**TO BE DONE:**
In the data below, find each line containing the string "JSON" and return it.

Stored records
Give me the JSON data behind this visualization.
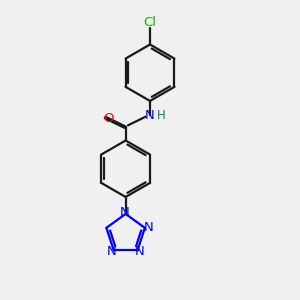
{
  "background_color": "#f0f0f0",
  "bond_color": "#1a1a1a",
  "N_color": "#0000ff",
  "O_color": "#ff0000",
  "Cl_color": "#00bb00",
  "H_color": "#008080",
  "figsize": [
    3.0,
    3.0
  ],
  "dpi": 100,
  "xlim": [
    0,
    10
  ],
  "ylim": [
    0,
    10
  ],
  "bond_lw": 1.6,
  "font_size": 9.5
}
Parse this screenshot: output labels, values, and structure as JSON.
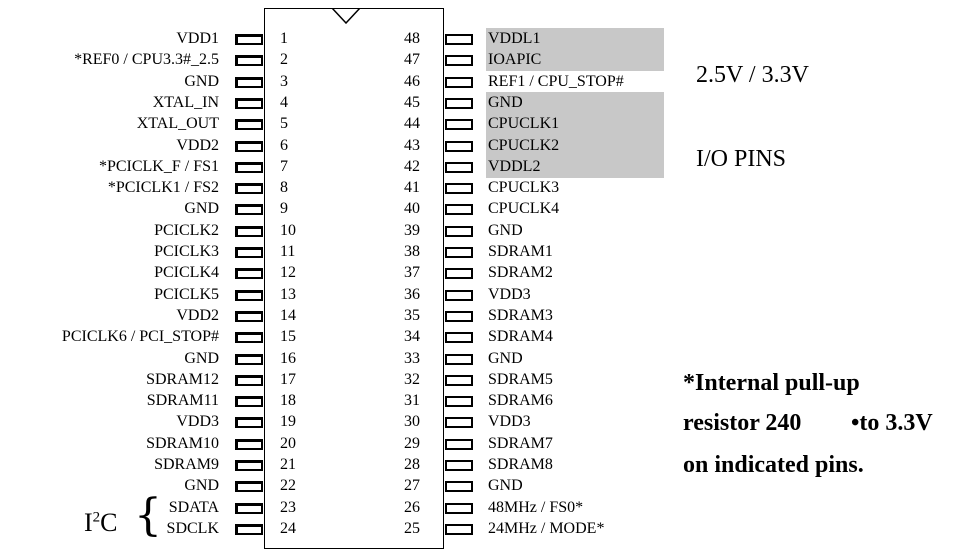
{
  "left_pins": [
    {
      "num": "1",
      "label": "VDD1"
    },
    {
      "num": "2",
      "label": "*REF0 / CPU3.3#_2.5"
    },
    {
      "num": "3",
      "label": "GND"
    },
    {
      "num": "4",
      "label": "XTAL_IN"
    },
    {
      "num": "5",
      "label": "XTAL_OUT"
    },
    {
      "num": "6",
      "label": "VDD2"
    },
    {
      "num": "7",
      "label": "*PCICLK_F / FS1"
    },
    {
      "num": "8",
      "label": "*PCICLK1 / FS2"
    },
    {
      "num": "9",
      "label": "GND"
    },
    {
      "num": "10",
      "label": "PCICLK2"
    },
    {
      "num": "11",
      "label": "PCICLK3"
    },
    {
      "num": "12",
      "label": "PCICLK4"
    },
    {
      "num": "13",
      "label": "PCICLK5"
    },
    {
      "num": "14",
      "label": "VDD2"
    },
    {
      "num": "15",
      "label": "PCICLK6 / PCI_STOP#"
    },
    {
      "num": "16",
      "label": "GND"
    },
    {
      "num": "17",
      "label": "SDRAM12"
    },
    {
      "num": "18",
      "label": "SDRAM11"
    },
    {
      "num": "19",
      "label": "VDD3"
    },
    {
      "num": "20",
      "label": "SDRAM10"
    },
    {
      "num": "21",
      "label": "SDRAM9"
    },
    {
      "num": "22",
      "label": "GND"
    },
    {
      "num": "23",
      "label": "SDATA"
    },
    {
      "num": "24",
      "label": "SDCLK"
    }
  ],
  "right_pins": [
    {
      "num": "48",
      "label": "VDDL1",
      "highlight": true
    },
    {
      "num": "47",
      "label": "IOAPIC",
      "highlight": true
    },
    {
      "num": "46",
      "label": "REF1 / CPU_STOP#",
      "highlight": false
    },
    {
      "num": "45",
      "label": "GND",
      "highlight": true
    },
    {
      "num": "44",
      "label": "CPUCLK1",
      "highlight": true
    },
    {
      "num": "43",
      "label": "CPUCLK2",
      "highlight": true
    },
    {
      "num": "42",
      "label": "VDDL2",
      "highlight": true
    },
    {
      "num": "41",
      "label": "CPUCLK3",
      "highlight": false
    },
    {
      "num": "40",
      "label": "CPUCLK4",
      "highlight": false
    },
    {
      "num": "39",
      "label": "GND",
      "highlight": false
    },
    {
      "num": "38",
      "label": "SDRAM1",
      "highlight": false
    },
    {
      "num": "37",
      "label": "SDRAM2",
      "highlight": false
    },
    {
      "num": "36",
      "label": "VDD3",
      "highlight": false
    },
    {
      "num": "35",
      "label": "SDRAM3",
      "highlight": false
    },
    {
      "num": "34",
      "label": "SDRAM4",
      "highlight": false
    },
    {
      "num": "33",
      "label": "GND",
      "highlight": false
    },
    {
      "num": "32",
      "label": "SDRAM5",
      "highlight": false
    },
    {
      "num": "31",
      "label": "SDRAM6",
      "highlight": false
    },
    {
      "num": "30",
      "label": "VDD3",
      "highlight": false
    },
    {
      "num": "29",
      "label": "SDRAM7",
      "highlight": false
    },
    {
      "num": "28",
      "label": "SDRAM8",
      "highlight": false
    },
    {
      "num": "27",
      "label": "GND",
      "highlight": false
    },
    {
      "num": "26",
      "label": "48MHz / FS0*",
      "highlight": false
    },
    {
      "num": "25",
      "label": "24MHz / MODE*",
      "highlight": false
    }
  ],
  "legend": {
    "voltage": "2.5V / 3.3V",
    "io_pins": "I/O PINS"
  },
  "pullup_note": {
    "line1": "*Internal pull-up",
    "line2a": "resistor 240",
    "line2b": "•to 3.3V",
    "line3": "on indicated pins."
  },
  "i2c": {
    "label_main": "I",
    "label_sup": "2",
    "label_tail": "C",
    "brace": "{"
  },
  "colors": {
    "highlight": "#c8c8c8"
  }
}
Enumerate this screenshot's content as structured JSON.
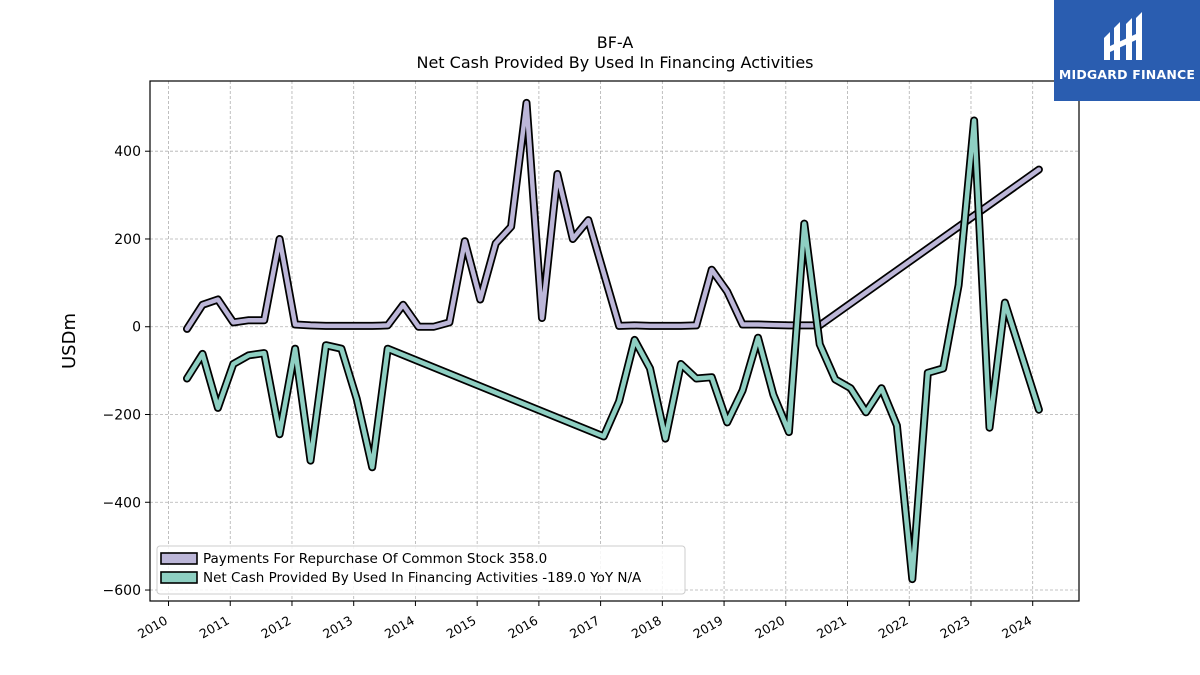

**RESPONSE TO THIS TASK:**
Give me the JSON data behind this visualization.
Parse this screenshot: output labels, values, and structure as JSON.
Enumerate this screenshot's content as structured JSON.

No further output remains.